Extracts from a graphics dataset
"""
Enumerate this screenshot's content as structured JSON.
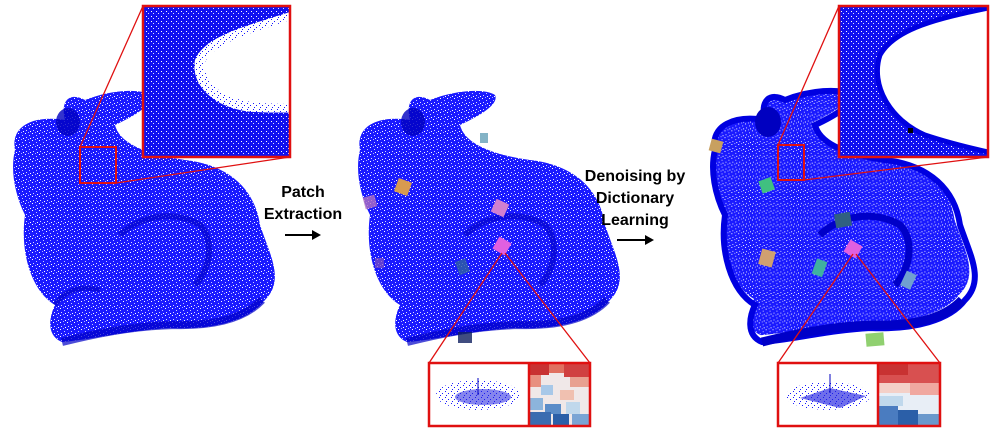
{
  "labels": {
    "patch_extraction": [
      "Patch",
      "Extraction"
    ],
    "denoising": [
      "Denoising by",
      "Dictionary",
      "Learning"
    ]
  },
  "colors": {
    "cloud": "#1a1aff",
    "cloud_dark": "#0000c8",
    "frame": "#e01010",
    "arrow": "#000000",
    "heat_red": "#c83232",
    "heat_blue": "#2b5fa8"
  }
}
"""
Copy out the data above exactly, except the pictures.

Enumerate this screenshot's content as structured JSON.
{
  "labels": {
    "patch_extraction": [
      "Patch",
      "Extraction"
    ],
    "denoising": [
      "Denoising by",
      "Dictionary",
      "Learning"
    ]
  },
  "colors": {
    "cloud": "#1a1aff",
    "cloud_dark": "#0000c8",
    "frame": "#e01010",
    "arrow": "#000000",
    "heat_red": "#c83232",
    "heat_blue": "#2b5fa8"
  }
}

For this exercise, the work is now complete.